====== Records for processing

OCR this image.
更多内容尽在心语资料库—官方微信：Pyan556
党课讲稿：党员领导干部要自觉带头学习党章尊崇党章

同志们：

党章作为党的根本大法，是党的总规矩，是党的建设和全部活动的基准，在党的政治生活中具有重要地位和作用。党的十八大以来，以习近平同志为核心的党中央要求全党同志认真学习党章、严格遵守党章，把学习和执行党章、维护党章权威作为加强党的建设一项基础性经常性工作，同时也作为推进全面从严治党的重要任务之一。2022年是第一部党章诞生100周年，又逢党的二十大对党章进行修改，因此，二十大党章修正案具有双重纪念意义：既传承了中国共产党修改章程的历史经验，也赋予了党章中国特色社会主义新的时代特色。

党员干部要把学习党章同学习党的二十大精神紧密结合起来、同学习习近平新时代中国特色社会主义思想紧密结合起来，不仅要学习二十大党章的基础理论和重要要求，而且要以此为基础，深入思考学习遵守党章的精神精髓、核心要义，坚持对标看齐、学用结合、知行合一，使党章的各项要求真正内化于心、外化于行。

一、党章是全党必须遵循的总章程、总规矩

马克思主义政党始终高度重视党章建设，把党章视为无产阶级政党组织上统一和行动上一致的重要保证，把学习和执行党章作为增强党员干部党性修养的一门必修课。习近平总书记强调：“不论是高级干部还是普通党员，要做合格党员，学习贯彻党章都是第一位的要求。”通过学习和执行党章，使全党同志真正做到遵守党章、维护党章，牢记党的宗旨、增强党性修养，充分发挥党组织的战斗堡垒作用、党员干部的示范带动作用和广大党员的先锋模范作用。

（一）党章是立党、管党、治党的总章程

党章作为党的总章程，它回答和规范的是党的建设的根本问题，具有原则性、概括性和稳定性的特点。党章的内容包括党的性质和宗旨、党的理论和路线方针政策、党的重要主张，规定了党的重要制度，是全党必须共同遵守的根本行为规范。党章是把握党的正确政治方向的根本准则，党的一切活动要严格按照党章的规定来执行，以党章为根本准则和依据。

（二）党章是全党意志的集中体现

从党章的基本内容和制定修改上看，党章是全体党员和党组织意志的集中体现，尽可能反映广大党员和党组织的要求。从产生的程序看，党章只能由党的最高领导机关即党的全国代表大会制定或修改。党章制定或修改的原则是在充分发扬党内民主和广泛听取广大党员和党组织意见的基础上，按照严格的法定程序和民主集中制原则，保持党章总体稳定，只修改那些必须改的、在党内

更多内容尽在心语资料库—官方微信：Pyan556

============

Restate every entry word for word.

OCR this image.
更多内容尽在心语资料库—官方微信：Pyan556
党课讲稿：党员领导干部要自觉带头学习党章尊崇党章

同志们：

党章作为党的根本大法，是党的总规矩，是党的建设和全部活动的基准，在党的政治生活中具有重要地位和作用。党的十八大以来，以习近平同志为核心的党中央要求全党同志认真学习党章、严格遵守党章，把学习和执行党章、维护党章权威作为加强党的建设一项基础性经常性工作，同时也作为推进全面从严治党的重要任务之一。2022年是第一部党章诞生100周年，又逢党的二十大对党章进行修改，因此，二十大党章修正案具有双重纪念意义：既传承了中国共产党修改章程的历史经验，也赋予了党章中国特色社会主义新的时代特色。

党员干部要把学习党章同学习党的二十大精神紧密结合起来、同学习习近平新时代中国特色社会主义思想紧密结合起来，不仅要学习二十大党章的基础理论和重要要求，而且要以此为基础，深入思考学习遵守党章的精神精髓、核心要义，坚持对标看齐、学用结合、知行合一，使党章的各项要求真正内化于心、外化于行。

一、党章是全党必须遵循的总章程、总规矩

马克思主义政党始终高度重视党章建设，把党章视为无产阶级政党组织上统一和行动上一致的重要保证，把学习和执行党章作为增强党员干部党性修养的一门必修课。习近平总书记强调：“不论是高级干部还是普通党员，要做合格党员，学习贯彻党章都是第一位的要求。”通过学习和执行党章，使全党同志真正做到遵守党章、维护党章，牢记党的宗旨、增强党性修养，充分发挥党组织的战斗堡垒作用、党员干部的示范带动作用和广大党员的先锋模范作用。

（一）党章是立党、管党、治党的总章程

党章作为党的总章程，它回答和规范的是党的建设的根本问题，具有原则性、概括性和稳定性的特点。党章的内容包括党的性质和宗旨、党的理论和路线方针政策、党的重要主张，规定了党的重要制度，是全党必须共同遵守的根本行为规范。党章是把握党的正确政治方向的根本准则，党的一切活动要严格按照党章的规定来执行，以党章为根本准则和依据。

（二）党章是全党意志的集中体现

从党章的基本内容和制定修改上看，党章是全体党员和党组织意志的集中体现，尽可能反映广大党员和党组织的要求。从产生的程序看，党章只能由党的最高领导机关即党的全国代表大会制定或修改。党章制定或修改的原则是在充分发扬党内民主和广泛听取广大党员和党组织意见的基础上，按照严格的法定程序和民主集中制原则，保持党章总体稳定，只修改那些必须改的、在党内

更多内容尽在心语资料库—官方微信：Pyan556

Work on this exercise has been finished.